> _Data provided_:
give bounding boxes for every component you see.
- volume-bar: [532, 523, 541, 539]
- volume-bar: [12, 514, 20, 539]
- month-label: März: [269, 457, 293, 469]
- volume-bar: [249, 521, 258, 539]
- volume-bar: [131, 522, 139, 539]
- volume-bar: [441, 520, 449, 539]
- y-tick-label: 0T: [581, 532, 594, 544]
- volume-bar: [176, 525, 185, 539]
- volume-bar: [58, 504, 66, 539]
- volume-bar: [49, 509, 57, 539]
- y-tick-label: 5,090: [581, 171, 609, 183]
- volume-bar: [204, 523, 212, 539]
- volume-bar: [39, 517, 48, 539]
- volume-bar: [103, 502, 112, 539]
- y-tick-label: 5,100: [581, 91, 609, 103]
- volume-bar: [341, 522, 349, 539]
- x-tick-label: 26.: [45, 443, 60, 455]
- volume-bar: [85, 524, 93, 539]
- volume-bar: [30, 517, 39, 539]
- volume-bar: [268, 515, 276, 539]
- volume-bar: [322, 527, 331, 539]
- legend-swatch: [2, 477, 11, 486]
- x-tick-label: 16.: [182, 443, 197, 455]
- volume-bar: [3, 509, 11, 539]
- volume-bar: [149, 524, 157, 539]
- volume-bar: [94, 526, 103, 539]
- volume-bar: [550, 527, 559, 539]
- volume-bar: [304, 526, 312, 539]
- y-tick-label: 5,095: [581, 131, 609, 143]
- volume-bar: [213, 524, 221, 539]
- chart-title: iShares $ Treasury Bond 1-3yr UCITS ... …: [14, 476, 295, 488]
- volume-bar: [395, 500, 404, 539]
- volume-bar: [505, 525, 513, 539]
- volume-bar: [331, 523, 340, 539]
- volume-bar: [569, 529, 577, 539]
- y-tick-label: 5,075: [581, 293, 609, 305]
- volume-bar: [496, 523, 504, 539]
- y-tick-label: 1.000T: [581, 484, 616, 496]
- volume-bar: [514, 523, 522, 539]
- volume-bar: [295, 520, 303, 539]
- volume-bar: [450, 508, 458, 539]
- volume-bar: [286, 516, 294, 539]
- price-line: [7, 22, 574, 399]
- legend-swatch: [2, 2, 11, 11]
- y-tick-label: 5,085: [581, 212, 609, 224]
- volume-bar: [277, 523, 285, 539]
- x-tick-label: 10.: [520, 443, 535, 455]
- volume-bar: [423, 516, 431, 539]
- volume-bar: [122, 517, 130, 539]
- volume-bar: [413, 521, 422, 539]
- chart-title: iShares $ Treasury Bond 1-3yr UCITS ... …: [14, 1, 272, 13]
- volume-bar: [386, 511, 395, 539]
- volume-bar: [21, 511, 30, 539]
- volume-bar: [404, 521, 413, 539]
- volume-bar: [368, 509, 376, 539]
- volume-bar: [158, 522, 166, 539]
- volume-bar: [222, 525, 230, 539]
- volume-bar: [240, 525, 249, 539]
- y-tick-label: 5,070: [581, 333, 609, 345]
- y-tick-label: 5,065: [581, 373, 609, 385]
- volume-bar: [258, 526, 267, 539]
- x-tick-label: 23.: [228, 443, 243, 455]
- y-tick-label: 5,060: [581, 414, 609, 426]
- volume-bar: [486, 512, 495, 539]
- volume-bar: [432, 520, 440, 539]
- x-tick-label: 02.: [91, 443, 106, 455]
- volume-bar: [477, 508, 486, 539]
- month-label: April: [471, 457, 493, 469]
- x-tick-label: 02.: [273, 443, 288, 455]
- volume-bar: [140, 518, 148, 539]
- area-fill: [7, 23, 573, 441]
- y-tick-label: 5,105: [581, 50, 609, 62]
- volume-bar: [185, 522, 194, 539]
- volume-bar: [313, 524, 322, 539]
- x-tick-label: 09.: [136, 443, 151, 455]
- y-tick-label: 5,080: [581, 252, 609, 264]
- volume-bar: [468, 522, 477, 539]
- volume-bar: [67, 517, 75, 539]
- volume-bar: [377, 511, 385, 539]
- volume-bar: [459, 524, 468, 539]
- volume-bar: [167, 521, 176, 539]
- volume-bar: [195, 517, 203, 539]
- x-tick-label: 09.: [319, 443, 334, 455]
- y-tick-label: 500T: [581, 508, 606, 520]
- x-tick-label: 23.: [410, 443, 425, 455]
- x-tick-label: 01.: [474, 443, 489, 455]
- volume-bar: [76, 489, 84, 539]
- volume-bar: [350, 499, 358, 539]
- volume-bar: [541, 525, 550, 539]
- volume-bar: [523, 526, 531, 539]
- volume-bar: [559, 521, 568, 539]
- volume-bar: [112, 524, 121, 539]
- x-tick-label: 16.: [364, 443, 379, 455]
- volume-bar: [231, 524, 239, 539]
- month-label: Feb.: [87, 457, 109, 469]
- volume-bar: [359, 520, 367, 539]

> _Problem_:
Reproduce all of the items above, renaming every instance of "volume-bar" to "volume-column" and leaving everything else unchanged.

> _Exercise answer_:
give bounding boxes for every component you see.
- volume-column: [532, 523, 541, 539]
- volume-column: [12, 514, 20, 539]
- month-label: März: [269, 457, 293, 469]
- volume-column: [249, 521, 258, 539]
- volume-column: [131, 522, 139, 539]
- volume-column: [441, 520, 449, 539]
- y-tick-label: 0T: [581, 532, 594, 544]
- volume-column: [176, 525, 185, 539]
- volume-column: [58, 504, 66, 539]
- volume-column: [49, 509, 57, 539]
- y-tick-label: 5,090: [581, 171, 609, 183]
- volume-column: [204, 523, 212, 539]
- volume-column: [39, 517, 48, 539]
- volume-column: [103, 502, 112, 539]
- y-tick-label: 5,100: [581, 91, 609, 103]
- volume-column: [341, 522, 349, 539]
- x-tick-label: 26.: [45, 443, 60, 455]
- volume-column: [85, 524, 93, 539]
- volume-column: [30, 517, 39, 539]
- volume-column: [268, 515, 276, 539]
- volume-column: [322, 527, 331, 539]
- legend-swatch: [2, 477, 11, 486]
- x-tick-label: 16.: [182, 443, 197, 455]
- volume-column: [3, 509, 11, 539]
- volume-column: [149, 524, 157, 539]
- volume-column: [94, 526, 103, 539]
- volume-column: [550, 527, 559, 539]
- volume-column: [304, 526, 312, 539]
- y-tick-label: 5,095: [581, 131, 609, 143]
- volume-column: [213, 524, 221, 539]
- chart-title: iShares $ Treasury Bond 1-3yr UCITS ... …: [14, 476, 295, 488]
- volume-column: [395, 500, 404, 539]
- volume-column: [505, 525, 513, 539]
- volume-column: [331, 523, 340, 539]
- volume-column: [569, 529, 577, 539]
- y-tick-label: 5,075: [581, 293, 609, 305]
- volume-column: [496, 523, 504, 539]
- y-tick-label: 1.000T: [581, 484, 616, 496]
- volume-column: [514, 523, 522, 539]
- volume-column: [295, 520, 303, 539]
- volume-column: [450, 508, 458, 539]
- volume-column: [286, 516, 294, 539]
- price-line: [7, 22, 574, 399]
- legend-swatch: [2, 2, 11, 11]
- y-tick-label: 5,085: [581, 212, 609, 224]
- volume-column: [277, 523, 285, 539]
- x-tick-label: 10.: [520, 443, 535, 455]
- volume-column: [423, 516, 431, 539]
- volume-column: [122, 517, 130, 539]
- volume-column: [413, 521, 422, 539]
- chart-title: iShares $ Treasury Bond 1-3yr UCITS ... …: [14, 1, 272, 13]
- volume-column: [386, 511, 395, 539]
- volume-column: [21, 511, 30, 539]
- volume-column: [404, 521, 413, 539]
- volume-column: [368, 509, 376, 539]
- volume-column: [158, 522, 166, 539]
- volume-column: [222, 525, 230, 539]
- volume-column: [240, 525, 249, 539]
- y-tick-label: 5,070: [581, 333, 609, 345]
- y-tick-label: 5,065: [581, 373, 609, 385]
- volume-column: [258, 526, 267, 539]
- x-tick-label: 23.: [228, 443, 243, 455]
- y-tick-label: 5,060: [581, 414, 609, 426]
- volume-column: [486, 512, 495, 539]
- volume-column: [432, 520, 440, 539]
- x-tick-label: 02.: [91, 443, 106, 455]
- volume-column: [477, 508, 486, 539]
- month-label: April: [471, 457, 493, 469]
- x-tick-label: 02.: [273, 443, 288, 455]
- volume-column: [140, 518, 148, 539]
- area-fill: [7, 23, 573, 441]
- y-tick-label: 5,105: [581, 50, 609, 62]
- volume-column: [185, 522, 194, 539]
- volume-column: [313, 524, 322, 539]
- x-tick-label: 09.: [136, 443, 151, 455]
- y-tick-label: 5,080: [581, 252, 609, 264]
- volume-column: [468, 522, 477, 539]
- volume-column: [67, 517, 75, 539]
- volume-column: [377, 511, 385, 539]
- volume-column: [459, 524, 468, 539]
- volume-column: [167, 521, 176, 539]
- volume-column: [195, 517, 203, 539]
- x-tick-label: 09.: [319, 443, 334, 455]
- y-tick-label: 500T: [581, 508, 606, 520]
- x-tick-label: 23.: [410, 443, 425, 455]
- x-tick-label: 01.: [474, 443, 489, 455]
- volume-column: [76, 489, 84, 539]
- volume-column: [350, 499, 358, 539]
- volume-column: [541, 525, 550, 539]
- volume-column: [523, 526, 531, 539]
- volume-column: [559, 521, 568, 539]
- volume-column: [112, 524, 121, 539]
- x-tick-label: 16.: [364, 443, 379, 455]
- volume-column: [231, 524, 239, 539]
- month-label: Feb.: [87, 457, 109, 469]
- volume-column: [359, 520, 367, 539]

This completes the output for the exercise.